Transcribe all records exactly.

** start of Data supplied **

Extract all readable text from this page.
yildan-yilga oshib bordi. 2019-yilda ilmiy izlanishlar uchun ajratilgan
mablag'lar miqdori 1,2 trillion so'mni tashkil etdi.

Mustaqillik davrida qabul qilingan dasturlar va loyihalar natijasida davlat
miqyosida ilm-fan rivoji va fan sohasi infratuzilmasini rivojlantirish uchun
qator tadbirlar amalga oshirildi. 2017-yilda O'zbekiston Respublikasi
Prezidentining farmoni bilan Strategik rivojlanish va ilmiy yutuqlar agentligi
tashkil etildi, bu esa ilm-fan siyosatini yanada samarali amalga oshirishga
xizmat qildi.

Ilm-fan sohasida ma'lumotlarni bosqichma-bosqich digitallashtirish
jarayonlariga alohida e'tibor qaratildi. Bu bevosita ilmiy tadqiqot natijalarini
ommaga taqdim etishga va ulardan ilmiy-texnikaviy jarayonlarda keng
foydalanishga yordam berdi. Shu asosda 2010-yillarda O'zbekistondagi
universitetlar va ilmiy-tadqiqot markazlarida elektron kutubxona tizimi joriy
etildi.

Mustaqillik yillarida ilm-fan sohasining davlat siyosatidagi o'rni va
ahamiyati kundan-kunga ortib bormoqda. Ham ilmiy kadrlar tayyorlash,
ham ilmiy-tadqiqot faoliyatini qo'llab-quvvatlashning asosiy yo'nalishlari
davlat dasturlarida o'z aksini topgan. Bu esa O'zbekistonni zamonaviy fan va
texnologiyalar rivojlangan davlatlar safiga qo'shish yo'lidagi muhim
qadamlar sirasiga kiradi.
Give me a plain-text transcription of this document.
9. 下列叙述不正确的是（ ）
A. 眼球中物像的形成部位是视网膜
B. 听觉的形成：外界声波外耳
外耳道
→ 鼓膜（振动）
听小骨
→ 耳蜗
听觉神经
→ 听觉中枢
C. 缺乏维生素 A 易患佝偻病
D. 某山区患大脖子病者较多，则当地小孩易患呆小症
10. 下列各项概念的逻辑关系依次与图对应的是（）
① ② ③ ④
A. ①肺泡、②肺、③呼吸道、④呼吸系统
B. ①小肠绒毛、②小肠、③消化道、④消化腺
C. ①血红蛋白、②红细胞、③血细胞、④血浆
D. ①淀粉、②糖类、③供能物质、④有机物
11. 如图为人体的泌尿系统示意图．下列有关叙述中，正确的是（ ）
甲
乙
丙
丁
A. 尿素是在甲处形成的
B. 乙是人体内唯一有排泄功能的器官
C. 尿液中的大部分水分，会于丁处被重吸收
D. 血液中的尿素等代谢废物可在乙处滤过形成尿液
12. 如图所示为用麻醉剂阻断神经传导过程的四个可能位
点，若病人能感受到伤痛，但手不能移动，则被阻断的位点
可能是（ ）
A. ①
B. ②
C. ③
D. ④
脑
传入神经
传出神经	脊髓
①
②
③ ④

** end of Data supplied **

### Written response
Extract all readable text from this page.
yildan-yilga oshib bordi. 2019-yilda ilmiy izlanishlar uchun ajratilgan
mablag'lar miqdori 1,2 trillion so'mni tashkil etdi.

Mustaqillik davrida qabul qilingan dasturlar va loyihalar natijasida davlat
miqyosida ilm-fan rivoji va fan sohasi infratuzilmasini rivojlantirish uchun
qator tadbirlar amalga oshirildi. 2017-yilda O'zbekiston Respublikasi
Prezidentining farmoni bilan Strategik rivojlanish va ilmiy yutuqlar agentligi
tashkil etildi, bu esa ilm-fan siyosatini yanada samarali amalga oshirishga
xizmat qildi.

Ilm-fan sohasida ma'lumotlarni bosqichma-bosqich digitallashtirish
jarayonlariga alohida e'tibor qaratildi. Bu bevosita ilmiy tadqiqot natijalarini
ommaga taqdim etishga va ulardan ilmiy-texnikaviy jarayonlarda keng
foydalanishga yordam berdi. Shu asosda 2010-yillarda O'zbekistondagi
universitetlar va ilmiy-tadqiqot markazlarida elektron kutubxona tizimi joriy
etildi.

Mustaqillik yillarida ilm-fan sohasining davlat siyosatidagi o'rni va
ahamiyati kundan-kunga ortib bormoqda. Ham ilmiy kadrlar tayyorlash,
ham ilmiy-tadqiqot faoliyatini qo'llab-quvvatlashning asosiy yo'nalishlari
davlat dasturlarida o'z aksini topgan. Bu esa O'zbekistonni zamonaviy fan va
texnologiyalar rivojlangan davlatlar safiga qo'shish yo'lidagi muhim
qadamlar sirasiga kiradi.
Give me a plain-text transcription of this document.
9. 下列叙述不正确的是（ ）
A. 眼球中物像的形成部位是视网膜
B. 听觉的形成：外界声波外耳
外耳道
→ 鼓膜（振动）
听小骨
→ 耳蜗
听觉神经
→ 听觉中枢
C. 缺乏维生素 A 易患佝偻病
D. 某山区患大脖子病者较多，则当地小孩易患呆小症
10. 下列各项概念的逻辑关系依次与图对应的是（）
① ② ③ ④
A. ①肺泡、②肺、③呼吸道、④呼吸系统
B. ①小肠绒毛、②小肠、③消化道、④消化腺
C. ①血红蛋白、②红细胞、③血细胞、④血浆
D. ①淀粉、②糖类、③供能物质、④有机物
11. 如图为人体的泌尿系统示意图．下列有关叙述中，正确的是（ ）
甲
乙
丙
丁
A. 尿素是在甲处形成的
B. 乙是人体内唯一有排泄功能的器官
C. 尿液中的大部分水分，会于丁处被重吸收
D. 血液中的尿素等代谢废物可在乙处滤过形成尿液
12. 如图所示为用麻醉剂阻断神经传导过程的四个可能位
点，若病人能感受到伤痛，但手不能移动，则被阻断的位点
可能是（ ）
A. ①
B. ②
C. ③
D. ④
脑
传入神经
传出神经	脊髓
①
②
③ ④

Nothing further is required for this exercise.